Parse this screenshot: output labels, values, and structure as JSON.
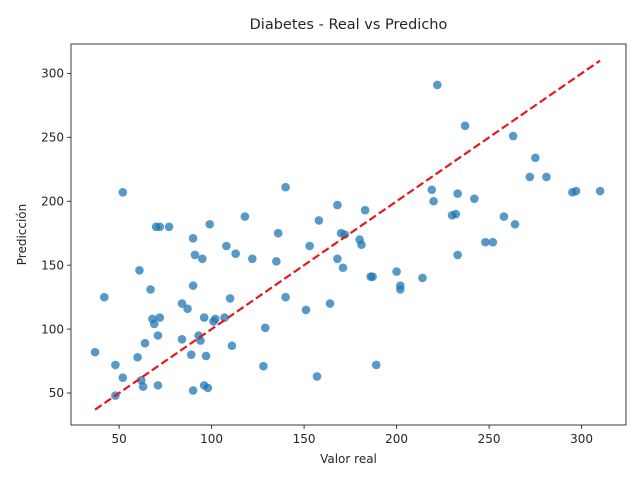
{
  "chart_data": {
    "type": "scatter",
    "title": "Diabetes - Real vs Predicho",
    "xlabel": "Valor real",
    "ylabel": "Predicción",
    "xlim": [
      24,
      324
    ],
    "ylim": [
      25,
      323
    ],
    "xticks": [
      50,
      100,
      150,
      200,
      250,
      300
    ],
    "yticks": [
      50,
      100,
      150,
      200,
      250,
      300
    ],
    "grid": false,
    "legend": "none",
    "colors": {
      "points": "#1f77b4",
      "reference_line": "#e31a1c"
    },
    "reference_line": {
      "style": "dashed",
      "x": [
        37,
        310
      ],
      "y": [
        37,
        310
      ]
    },
    "points": {
      "x": [
        37,
        42,
        48,
        48,
        52,
        52,
        60,
        61,
        62,
        63,
        64,
        67,
        68,
        69,
        70,
        71,
        71,
        72,
        72,
        77,
        84,
        84,
        87,
        89,
        90,
        90,
        90,
        91,
        93,
        94,
        95,
        96,
        96,
        97,
        98,
        99,
        101,
        102,
        107,
        108,
        110,
        111,
        113,
        118,
        122,
        128,
        129,
        135,
        136,
        140,
        140,
        151,
        153,
        157,
        158,
        164,
        168,
        168,
        170,
        171,
        172,
        180,
        181,
        183,
        186,
        187,
        189,
        200,
        202,
        202,
        214,
        219,
        220,
        222,
        230,
        232,
        233,
        233,
        237,
        242,
        248,
        252,
        258,
        263,
        264,
        272,
        275,
        281,
        295,
        297,
        310
      ],
      "y": [
        82,
        125,
        72,
        48,
        62,
        207,
        78,
        146,
        60,
        55,
        89,
        131,
        108,
        104,
        180,
        95,
        56,
        109,
        180,
        180,
        120,
        92,
        116,
        80,
        171,
        52,
        134,
        158,
        95,
        91,
        155,
        109,
        56,
        79,
        54,
        182,
        106,
        108,
        109,
        165,
        124,
        87,
        159,
        188,
        155,
        71,
        101,
        153,
        175,
        125,
        211,
        115,
        165,
        63,
        185,
        120,
        155,
        197,
        175,
        148,
        174,
        170,
        166,
        193,
        141,
        141,
        72,
        145,
        134,
        131,
        140,
        209,
        200,
        291,
        189,
        190,
        206,
        158,
        259,
        202,
        168,
        168,
        188,
        251,
        182,
        219,
        234,
        219,
        207,
        208,
        208
      ]
    }
  }
}
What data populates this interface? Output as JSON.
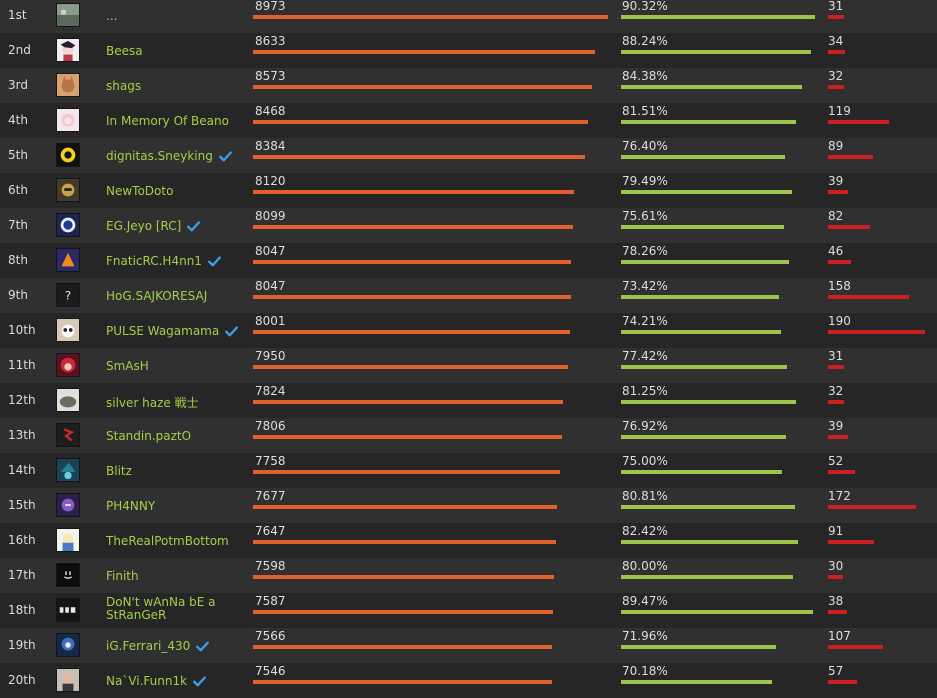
{
  "colors": {
    "score_bar": "#e0612c",
    "win_bar": "#9ac74a",
    "games_bar": "#cc1f1f",
    "name_text": "#a5ce4b",
    "verified_icon": "#3a9ee0"
  },
  "scales": {
    "score_max": 8973,
    "win_pct_max": 100,
    "games_max": 190
  },
  "players": [
    {
      "rank": "1st",
      "name": "...",
      "verified": false,
      "score": 8973,
      "score_label": "8973",
      "win_pct": 90.32,
      "win_label": "90.32%",
      "games": 31,
      "games_label": "31",
      "avatar_icon": "landscape-avatar-icon"
    },
    {
      "rank": "2nd",
      "name": "Beesa",
      "verified": false,
      "score": 8633,
      "score_label": "8633",
      "win_pct": 88.24,
      "win_label": "88.24%",
      "games": 34,
      "games_label": "34",
      "avatar_icon": "anime-girl-avatar-icon"
    },
    {
      "rank": "3rd",
      "name": "shags",
      "verified": false,
      "score": 8573,
      "score_label": "8573",
      "win_pct": 84.38,
      "win_label": "84.38%",
      "games": 32,
      "games_label": "32",
      "avatar_icon": "cat-avatar-icon"
    },
    {
      "rank": "4th",
      "name": "In Memory Of Beano",
      "verified": false,
      "score": 8468,
      "score_label": "8468",
      "win_pct": 81.51,
      "win_label": "81.51%",
      "games": 119,
      "games_label": "119",
      "avatar_icon": "pink-hair-avatar-icon"
    },
    {
      "rank": "5th",
      "name": "dignitas.Sneyking",
      "verified": true,
      "score": 8384,
      "score_label": "8384",
      "win_pct": 76.4,
      "win_label": "76.40%",
      "games": 89,
      "games_label": "89",
      "avatar_icon": "dignitas-logo-avatar-icon"
    },
    {
      "rank": "6th",
      "name": "NewToDoto",
      "verified": false,
      "score": 8120,
      "score_label": "8120",
      "win_pct": 79.49,
      "win_label": "79.49%",
      "games": 39,
      "games_label": "39",
      "avatar_icon": "character-avatar-icon"
    },
    {
      "rank": "7th",
      "name": "EG.Jeyo [RC]",
      "verified": true,
      "score": 8099,
      "score_label": "8099",
      "win_pct": 75.61,
      "win_label": "75.61%",
      "games": 82,
      "games_label": "82",
      "avatar_icon": "eg-logo-avatar-icon"
    },
    {
      "rank": "8th",
      "name": "FnaticRC.H4nn1",
      "verified": true,
      "score": 8047,
      "score_label": "8047",
      "win_pct": 78.26,
      "win_label": "78.26%",
      "games": 46,
      "games_label": "46",
      "avatar_icon": "fnatic-logo-avatar-icon"
    },
    {
      "rank": "9th",
      "name": "HoG.SAJKORESAJ",
      "verified": false,
      "score": 8047,
      "score_label": "8047",
      "win_pct": 73.42,
      "win_label": "73.42%",
      "games": 158,
      "games_label": "158",
      "avatar_icon": "unknown-avatar-icon"
    },
    {
      "rank": "10th",
      "name": "PULSE Wagamama",
      "verified": true,
      "score": 8001,
      "score_label": "8001",
      "win_pct": 74.21,
      "win_label": "74.21%",
      "games": 190,
      "games_label": "190",
      "avatar_icon": "panda-avatar-icon"
    },
    {
      "rank": "11th",
      "name": "SmAsH",
      "verified": false,
      "score": 7950,
      "score_label": "7950",
      "win_pct": 77.42,
      "win_label": "77.42%",
      "games": 31,
      "games_label": "31",
      "avatar_icon": "red-hair-avatar-icon"
    },
    {
      "rank": "12th",
      "name": "silver haze 戦士",
      "verified": false,
      "score": 7824,
      "score_label": "7824",
      "win_pct": 81.25,
      "win_label": "81.25%",
      "games": 32,
      "games_label": "32",
      "avatar_icon": "rock-avatar-icon"
    },
    {
      "rank": "13th",
      "name": "Standin.paztO",
      "verified": false,
      "score": 7806,
      "score_label": "7806",
      "win_pct": 76.92,
      "win_label": "76.92%",
      "games": 39,
      "games_label": "39",
      "avatar_icon": "red-emblem-avatar-icon"
    },
    {
      "rank": "14th",
      "name": "Blitz",
      "verified": false,
      "score": 7758,
      "score_label": "7758",
      "win_pct": 75.0,
      "win_label": "75.00%",
      "games": 52,
      "games_label": "52",
      "avatar_icon": "witch-hat-avatar-icon"
    },
    {
      "rank": "15th",
      "name": "PH4NNY",
      "verified": false,
      "score": 7677,
      "score_label": "7677",
      "win_pct": 80.81,
      "win_label": "80.81%",
      "games": 172,
      "games_label": "172",
      "avatar_icon": "purple-hero-avatar-icon"
    },
    {
      "rank": "16th",
      "name": "TheRealPotmBottom",
      "verified": false,
      "score": 7647,
      "score_label": "7647",
      "win_pct": 82.42,
      "win_label": "82.42%",
      "games": 91,
      "games_label": "91",
      "avatar_icon": "anime-blue-avatar-icon"
    },
    {
      "rank": "17th",
      "name": "Finith",
      "verified": false,
      "score": 7598,
      "score_label": "7598",
      "win_pct": 80.0,
      "win_label": "80.00%",
      "games": 30,
      "games_label": "30",
      "avatar_icon": "smiley-avatar-icon"
    },
    {
      "rank": "18th",
      "name": "DoN't wAnNa bE a StRanGeR",
      "verified": false,
      "score": 7587,
      "score_label": "7587",
      "win_pct": 89.47,
      "win_label": "89.47%",
      "games": 38,
      "games_label": "38",
      "avatar_icon": "text-avatar-icon"
    },
    {
      "rank": "19th",
      "name": "iG.Ferrari_430",
      "verified": true,
      "score": 7566,
      "score_label": "7566",
      "win_pct": 71.96,
      "win_label": "71.96%",
      "games": 107,
      "games_label": "107",
      "avatar_icon": "blue-character-avatar-icon"
    },
    {
      "rank": "20th",
      "name": "Na`Vi.Funn1k",
      "verified": true,
      "score": 7546,
      "score_label": "7546",
      "win_pct": 70.18,
      "win_label": "70.18%",
      "games": 57,
      "games_label": "57",
      "avatar_icon": "photo-avatar-icon"
    }
  ]
}
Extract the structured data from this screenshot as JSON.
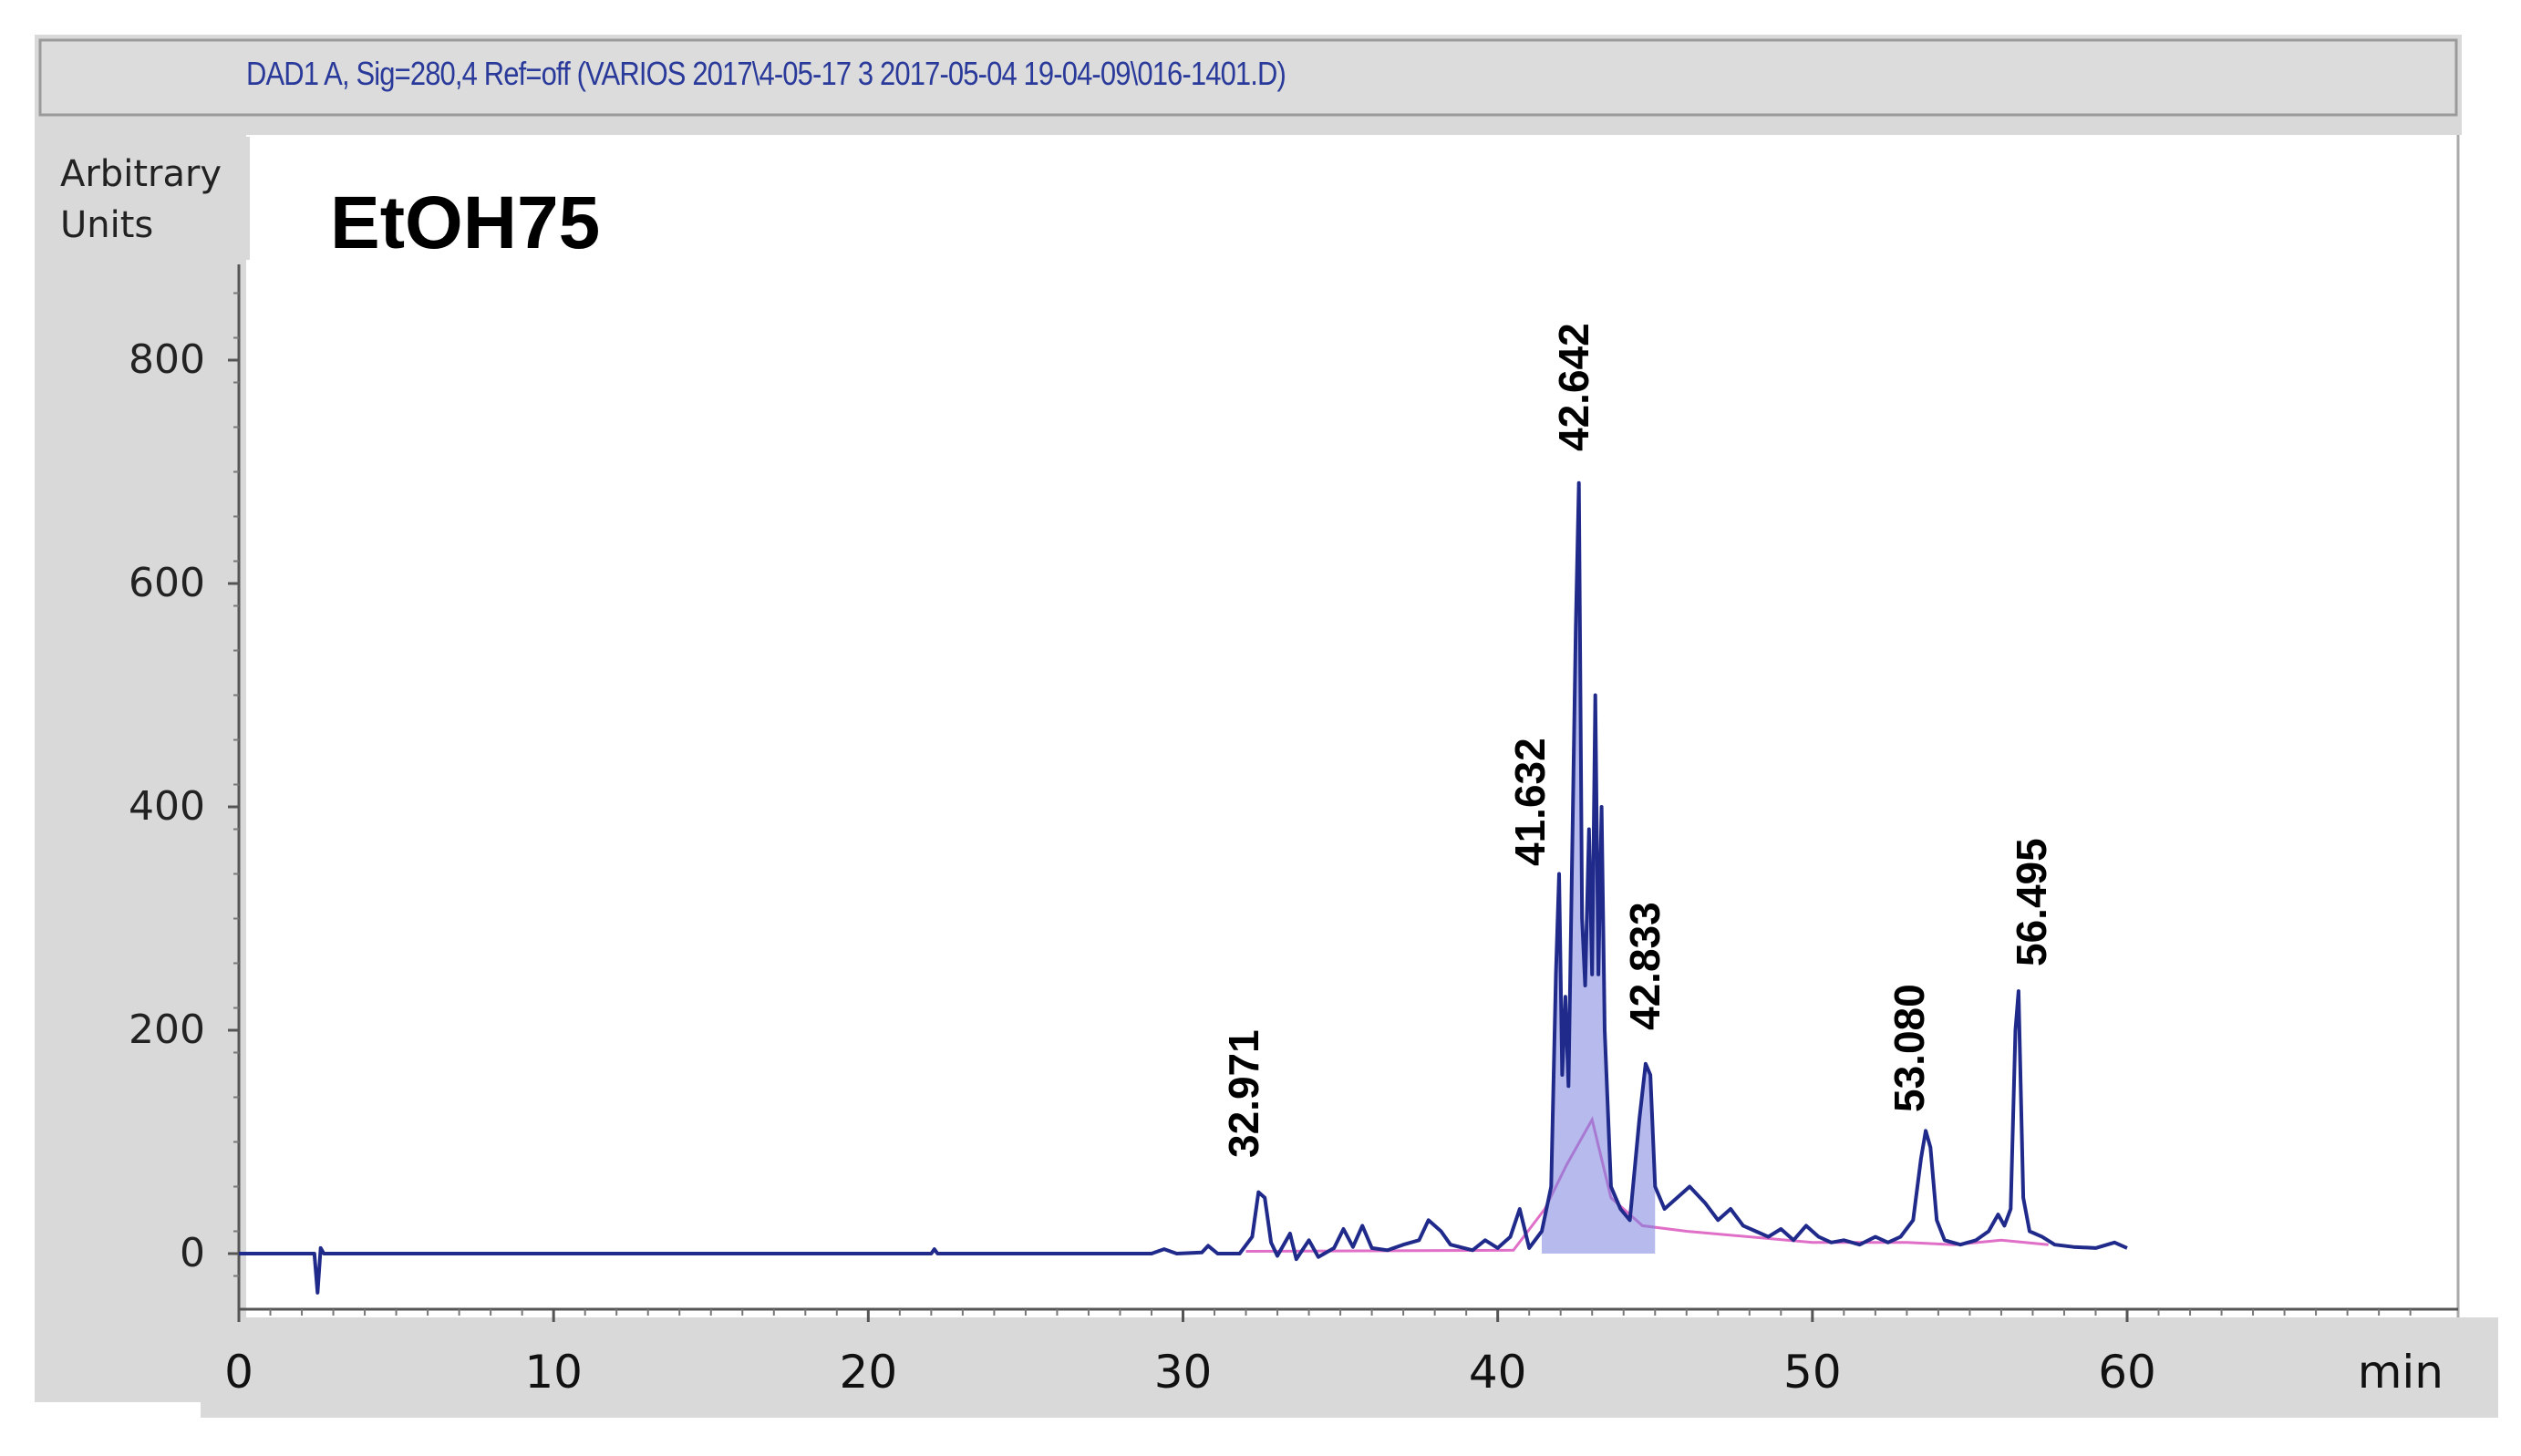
{
  "header": {
    "signal_text": "DAD1 A, Sig=280,4 Ref=off (VARIOS 2017\\4-05-17 3 2017-05-04 19-04-09\\016-1401.D)"
  },
  "y_axis_label": [
    "Arbitrary",
    "Units"
  ],
  "sample_label": "EtOH75",
  "chart_data": {
    "type": "line",
    "title": "EtOH75",
    "xlabel": "min",
    "ylabel": "Arbitrary Units",
    "xlim": [
      0,
      60
    ],
    "ylim": [
      -40,
      900
    ],
    "x_ticks": [
      0,
      10,
      20,
      30,
      40,
      50,
      60
    ],
    "y_ticks": [
      0,
      200,
      400,
      600,
      800
    ],
    "grid": false,
    "colors": {
      "signal": "#1f2a8a",
      "fill": "#7a82dc",
      "baseline": "#e06fc8",
      "peak_labels": "#000000"
    },
    "series": [
      {
        "points": [
          [
            0,
            0
          ],
          [
            2.4,
            0
          ],
          [
            2.5,
            -35
          ],
          [
            2.6,
            5
          ],
          [
            2.7,
            0
          ],
          [
            22,
            0
          ],
          [
            22.1,
            4
          ],
          [
            22.2,
            0
          ],
          [
            29,
            0
          ],
          [
            29.4,
            4
          ],
          [
            29.8,
            0
          ],
          [
            30.6,
            1
          ],
          [
            30.8,
            7
          ],
          [
            31.1,
            0
          ],
          [
            31.8,
            0
          ],
          [
            32.2,
            15
          ],
          [
            32.4,
            55
          ],
          [
            32.6,
            50
          ],
          [
            32.8,
            10
          ],
          [
            33.0,
            -2
          ],
          [
            33.4,
            18
          ],
          [
            33.6,
            -5
          ],
          [
            34.0,
            12
          ],
          [
            34.3,
            -3
          ],
          [
            34.8,
            5
          ],
          [
            35.1,
            22
          ],
          [
            35.4,
            6
          ],
          [
            35.7,
            25
          ],
          [
            36.0,
            5
          ],
          [
            36.5,
            3
          ],
          [
            37.0,
            8
          ],
          [
            37.5,
            12
          ],
          [
            37.8,
            30
          ],
          [
            38.2,
            20
          ],
          [
            38.5,
            8
          ],
          [
            39.2,
            3
          ],
          [
            39.6,
            12
          ],
          [
            40.0,
            5
          ],
          [
            40.4,
            15
          ],
          [
            40.7,
            40
          ],
          [
            41.0,
            5
          ],
          [
            41.4,
            20
          ],
          [
            41.7,
            60
          ],
          [
            41.85,
            250
          ],
          [
            41.95,
            340
          ],
          [
            42.05,
            160
          ],
          [
            42.15,
            230
          ],
          [
            42.25,
            150
          ],
          [
            42.35,
            330
          ],
          [
            42.48,
            560
          ],
          [
            42.58,
            690
          ],
          [
            42.68,
            300
          ],
          [
            42.78,
            240
          ],
          [
            42.9,
            380
          ],
          [
            43.0,
            250
          ],
          [
            43.1,
            500
          ],
          [
            43.2,
            250
          ],
          [
            43.3,
            400
          ],
          [
            43.4,
            200
          ],
          [
            43.6,
            60
          ],
          [
            43.9,
            40
          ],
          [
            44.2,
            30
          ],
          [
            44.5,
            120
          ],
          [
            44.7,
            170
          ],
          [
            44.85,
            160
          ],
          [
            45.0,
            60
          ],
          [
            45.3,
            40
          ],
          [
            45.7,
            50
          ],
          [
            46.1,
            60
          ],
          [
            46.6,
            45
          ],
          [
            47.0,
            30
          ],
          [
            47.4,
            40
          ],
          [
            47.8,
            25
          ],
          [
            48.2,
            20
          ],
          [
            48.6,
            15
          ],
          [
            49.0,
            22
          ],
          [
            49.4,
            12
          ],
          [
            49.8,
            25
          ],
          [
            50.2,
            15
          ],
          [
            50.6,
            10
          ],
          [
            51.0,
            12
          ],
          [
            51.5,
            8
          ],
          [
            52.0,
            15
          ],
          [
            52.4,
            10
          ],
          [
            52.8,
            15
          ],
          [
            53.2,
            30
          ],
          [
            53.45,
            85
          ],
          [
            53.6,
            110
          ],
          [
            53.75,
            95
          ],
          [
            53.95,
            30
          ],
          [
            54.2,
            12
          ],
          [
            54.7,
            8
          ],
          [
            55.2,
            12
          ],
          [
            55.6,
            20
          ],
          [
            55.9,
            35
          ],
          [
            56.1,
            25
          ],
          [
            56.3,
            40
          ],
          [
            56.45,
            200
          ],
          [
            56.55,
            235
          ],
          [
            56.7,
            50
          ],
          [
            56.9,
            20
          ],
          [
            57.3,
            15
          ],
          [
            57.7,
            8
          ],
          [
            58.3,
            6
          ],
          [
            59.0,
            5
          ],
          [
            59.6,
            10
          ],
          [
            60.0,
            5
          ]
        ]
      }
    ],
    "peak_labels": [
      {
        "x": 32.971,
        "text": "32.971"
      },
      {
        "x": 41.632,
        "text": "41.632"
      },
      {
        "x": 42.642,
        "text": "42.642"
      },
      {
        "x": 42.833,
        "text": "42.833"
      },
      {
        "x": 53.08,
        "text": "53.080"
      },
      {
        "x": 56.495,
        "text": "56.495"
      }
    ]
  }
}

### EXERCISE
Your task is to collect every line above that contains the word "ylabel".

### EXERCISE RESULT
    "ylabel": "Predicción",
    "ylabel": "Arbitrary Units",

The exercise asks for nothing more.